THE EXERCISE: Reproduce the listing exactly and skip over any pictures.

INPUT DATA:
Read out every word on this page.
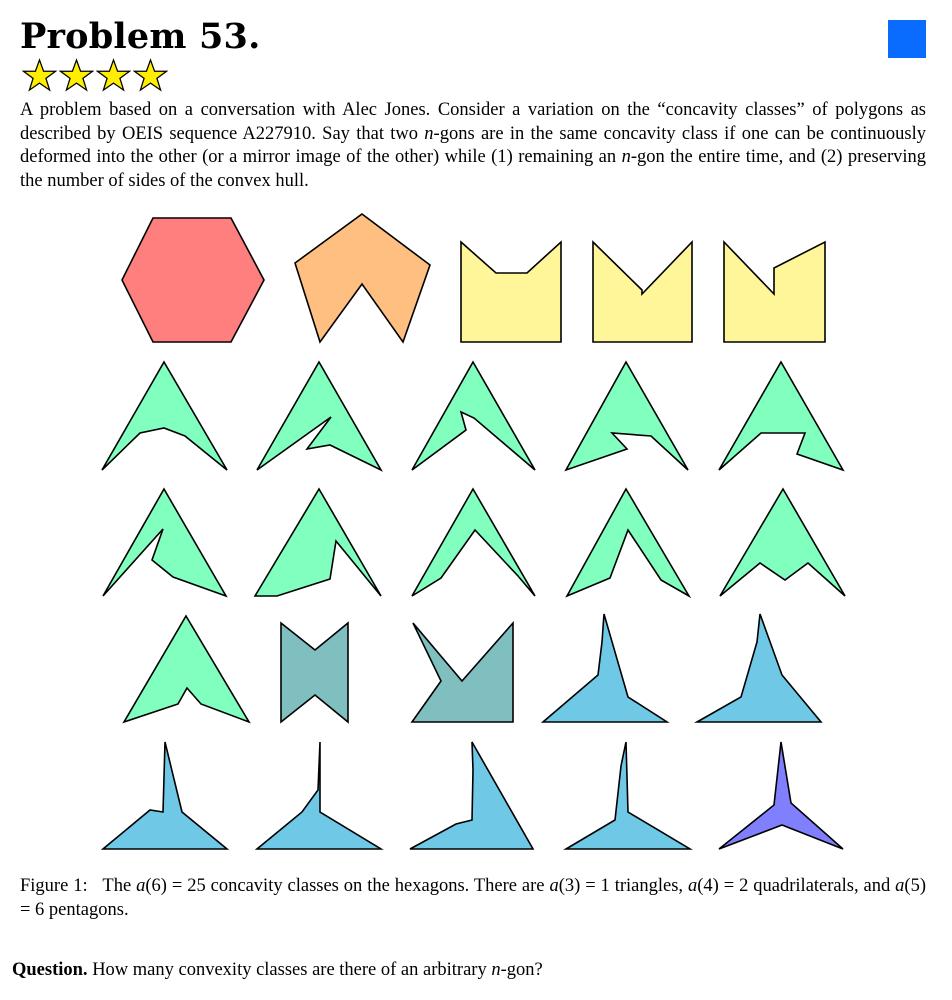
Problem 53.
A problem based on a conversation with Alec Jones. Consider a variation on the “concavity classes” of polygons as described by OEIS sequence A227910. Say that two n-gons are in the same concavity class if one can be continuously deformed into the other (or a mirror image of the other) while (1) remaining an n-gon the entire time, and (2) preserving the number of sides of the convex hull.
Figure 1: The a(6) = 25 concavity classes on the hexagons. There are a(3) = 1 triangles, a(4) = 2 quadrilaterals, and a(5) = 6 pentagons.
Question. How many convexity classes are there of an arbitrary n-gon?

TASK OUTPUT:
Read out every word on this page.
Problem 53.
A problem based on a conversation with Alec Jones. Consider a variation on the “concavity classes” of polygons as described by OEIS sequence A227910. Say that two n-gons are in the same concavity class if one can be continuously deformed into the other (or a mirror image of the other) while (1) remaining an n-gon the entire time, and (2) preserving the number of sides of the convex hull.
Figure 1: The a(6) = 25 concavity classes on the hexagons. There are a(3) = 1 triangles, a(4) = 2 quadrilaterals, and a(5) = 6 pentagons.
Question. How many convexity classes are there of an arbitrary n-gon?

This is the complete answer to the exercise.